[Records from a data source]
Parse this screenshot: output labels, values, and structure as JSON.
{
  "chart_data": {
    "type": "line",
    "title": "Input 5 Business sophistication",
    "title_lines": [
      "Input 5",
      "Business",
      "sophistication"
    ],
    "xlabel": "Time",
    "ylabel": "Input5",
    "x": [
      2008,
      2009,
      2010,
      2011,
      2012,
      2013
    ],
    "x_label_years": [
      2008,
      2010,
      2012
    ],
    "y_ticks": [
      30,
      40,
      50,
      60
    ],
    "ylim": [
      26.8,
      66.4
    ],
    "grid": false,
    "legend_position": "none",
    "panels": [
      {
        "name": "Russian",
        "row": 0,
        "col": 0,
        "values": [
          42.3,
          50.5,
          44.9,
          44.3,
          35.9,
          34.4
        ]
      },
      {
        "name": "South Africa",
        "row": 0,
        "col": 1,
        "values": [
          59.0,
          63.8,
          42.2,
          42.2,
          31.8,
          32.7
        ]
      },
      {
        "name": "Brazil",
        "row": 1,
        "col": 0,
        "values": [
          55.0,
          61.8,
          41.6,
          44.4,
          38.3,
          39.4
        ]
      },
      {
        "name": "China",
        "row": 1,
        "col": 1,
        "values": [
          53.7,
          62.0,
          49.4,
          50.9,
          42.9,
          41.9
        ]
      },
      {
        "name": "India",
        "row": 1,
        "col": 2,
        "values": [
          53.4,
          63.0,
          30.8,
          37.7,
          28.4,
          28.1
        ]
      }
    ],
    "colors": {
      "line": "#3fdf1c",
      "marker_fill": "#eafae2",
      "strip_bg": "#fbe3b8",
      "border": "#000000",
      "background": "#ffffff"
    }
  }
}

▶ **EXERCISE DIRECTIONS**: All of the entries above need to be reproduced exactly.

▶ **EXERCISE RESPONSE**:
Parse this screenshot: output labels, values, and structure as JSON.
{
  "chart_data": {
    "type": "line",
    "title": "Input 5 Business sophistication",
    "title_lines": [
      "Input 5",
      "Business",
      "sophistication"
    ],
    "xlabel": "Time",
    "ylabel": "Input5",
    "x": [
      2008,
      2009,
      2010,
      2011,
      2012,
      2013
    ],
    "x_label_years": [
      2008,
      2010,
      2012
    ],
    "y_ticks": [
      30,
      40,
      50,
      60
    ],
    "ylim": [
      26.8,
      66.4
    ],
    "grid": false,
    "legend_position": "none",
    "panels": [
      {
        "name": "Russian",
        "row": 0,
        "col": 0,
        "values": [
          42.3,
          50.5,
          44.9,
          44.3,
          35.9,
          34.4
        ]
      },
      {
        "name": "South Africa",
        "row": 0,
        "col": 1,
        "values": [
          59.0,
          63.8,
          42.2,
          42.2,
          31.8,
          32.7
        ]
      },
      {
        "name": "Brazil",
        "row": 1,
        "col": 0,
        "values": [
          55.0,
          61.8,
          41.6,
          44.4,
          38.3,
          39.4
        ]
      },
      {
        "name": "China",
        "row": 1,
        "col": 1,
        "values": [
          53.7,
          62.0,
          49.4,
          50.9,
          42.9,
          41.9
        ]
      },
      {
        "name": "India",
        "row": 1,
        "col": 2,
        "values": [
          53.4,
          63.0,
          30.8,
          37.7,
          28.4,
          28.1
        ]
      }
    ],
    "colors": {
      "line": "#3fdf1c",
      "marker_fill": "#eafae2",
      "strip_bg": "#fbe3b8",
      "border": "#000000",
      "background": "#ffffff"
    }
  }
}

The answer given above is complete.